**EXERCISE INPUT**

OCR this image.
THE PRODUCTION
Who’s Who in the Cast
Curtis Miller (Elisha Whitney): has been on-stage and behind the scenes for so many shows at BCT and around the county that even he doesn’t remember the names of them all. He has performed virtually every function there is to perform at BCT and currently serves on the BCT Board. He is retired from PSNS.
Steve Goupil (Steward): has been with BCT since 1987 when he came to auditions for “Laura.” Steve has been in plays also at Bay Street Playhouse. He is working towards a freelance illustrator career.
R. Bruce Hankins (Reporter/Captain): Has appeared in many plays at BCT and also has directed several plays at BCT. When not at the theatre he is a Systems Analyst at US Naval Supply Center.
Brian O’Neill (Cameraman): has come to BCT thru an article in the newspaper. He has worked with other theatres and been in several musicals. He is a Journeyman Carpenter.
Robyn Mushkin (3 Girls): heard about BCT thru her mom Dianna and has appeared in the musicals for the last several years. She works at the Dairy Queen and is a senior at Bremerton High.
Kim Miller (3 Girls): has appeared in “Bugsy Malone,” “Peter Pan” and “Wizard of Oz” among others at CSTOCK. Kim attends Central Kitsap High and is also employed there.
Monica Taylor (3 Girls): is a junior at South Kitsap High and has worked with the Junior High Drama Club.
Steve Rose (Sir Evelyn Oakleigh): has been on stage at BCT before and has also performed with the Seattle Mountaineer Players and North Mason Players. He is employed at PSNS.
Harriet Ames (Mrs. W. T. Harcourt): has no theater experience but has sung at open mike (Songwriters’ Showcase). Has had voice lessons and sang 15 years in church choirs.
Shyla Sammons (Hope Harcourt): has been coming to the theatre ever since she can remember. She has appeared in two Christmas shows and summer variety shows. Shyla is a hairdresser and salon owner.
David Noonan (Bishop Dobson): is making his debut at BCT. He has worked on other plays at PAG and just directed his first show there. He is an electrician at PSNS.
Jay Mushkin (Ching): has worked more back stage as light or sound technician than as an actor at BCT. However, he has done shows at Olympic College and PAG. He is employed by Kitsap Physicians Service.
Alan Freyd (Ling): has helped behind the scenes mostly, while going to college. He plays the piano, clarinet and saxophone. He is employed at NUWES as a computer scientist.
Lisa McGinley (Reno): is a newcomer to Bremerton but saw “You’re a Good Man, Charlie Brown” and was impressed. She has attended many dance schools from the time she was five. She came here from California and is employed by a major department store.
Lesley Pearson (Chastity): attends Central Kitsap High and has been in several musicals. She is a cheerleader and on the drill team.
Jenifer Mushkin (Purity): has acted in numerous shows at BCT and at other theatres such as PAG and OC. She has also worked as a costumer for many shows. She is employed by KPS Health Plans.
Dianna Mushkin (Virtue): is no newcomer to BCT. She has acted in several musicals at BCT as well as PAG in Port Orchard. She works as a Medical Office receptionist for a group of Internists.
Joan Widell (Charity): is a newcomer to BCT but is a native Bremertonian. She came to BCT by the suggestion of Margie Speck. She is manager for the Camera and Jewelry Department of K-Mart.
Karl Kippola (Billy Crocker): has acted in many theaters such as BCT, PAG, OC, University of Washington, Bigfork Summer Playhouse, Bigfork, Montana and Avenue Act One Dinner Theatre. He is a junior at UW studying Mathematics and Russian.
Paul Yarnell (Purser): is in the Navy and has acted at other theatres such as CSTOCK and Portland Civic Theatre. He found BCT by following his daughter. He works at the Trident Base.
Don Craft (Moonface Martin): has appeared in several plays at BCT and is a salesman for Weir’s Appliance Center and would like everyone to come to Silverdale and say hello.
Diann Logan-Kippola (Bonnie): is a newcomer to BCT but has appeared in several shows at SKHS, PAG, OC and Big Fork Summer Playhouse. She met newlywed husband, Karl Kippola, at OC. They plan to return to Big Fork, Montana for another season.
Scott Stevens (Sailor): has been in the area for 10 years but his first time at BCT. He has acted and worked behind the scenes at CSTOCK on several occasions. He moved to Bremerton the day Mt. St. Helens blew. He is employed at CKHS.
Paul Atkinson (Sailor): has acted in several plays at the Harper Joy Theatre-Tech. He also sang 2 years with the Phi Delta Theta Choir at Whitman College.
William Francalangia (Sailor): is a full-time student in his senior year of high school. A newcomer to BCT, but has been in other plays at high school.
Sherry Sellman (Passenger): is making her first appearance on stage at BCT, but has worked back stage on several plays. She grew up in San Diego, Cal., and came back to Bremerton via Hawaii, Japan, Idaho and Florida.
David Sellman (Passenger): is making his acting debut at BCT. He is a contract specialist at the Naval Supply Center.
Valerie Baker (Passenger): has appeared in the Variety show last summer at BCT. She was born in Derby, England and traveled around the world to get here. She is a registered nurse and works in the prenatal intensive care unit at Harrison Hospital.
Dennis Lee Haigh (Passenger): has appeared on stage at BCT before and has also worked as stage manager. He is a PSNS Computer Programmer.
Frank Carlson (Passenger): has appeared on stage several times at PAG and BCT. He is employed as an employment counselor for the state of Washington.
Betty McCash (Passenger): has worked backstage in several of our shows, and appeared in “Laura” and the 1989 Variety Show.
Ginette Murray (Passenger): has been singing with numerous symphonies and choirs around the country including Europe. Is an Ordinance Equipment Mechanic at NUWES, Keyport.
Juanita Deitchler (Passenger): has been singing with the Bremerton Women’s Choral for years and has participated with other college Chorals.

**WHAT IS EXPECTED**
Read through the data and copy every line where "Supply" shows up.

**WRITTEN ANSWER**
R. Bruce Hankins (Reporter/Captain): Has appeared in many plays at BCT and also has directed several plays at BCT. When not at the theatre he is a Systems Analyst at US Naval Supply Center.
David Sellman (Passenger): is making his acting debut at BCT. He is a contract specialist at the Naval Supply Center.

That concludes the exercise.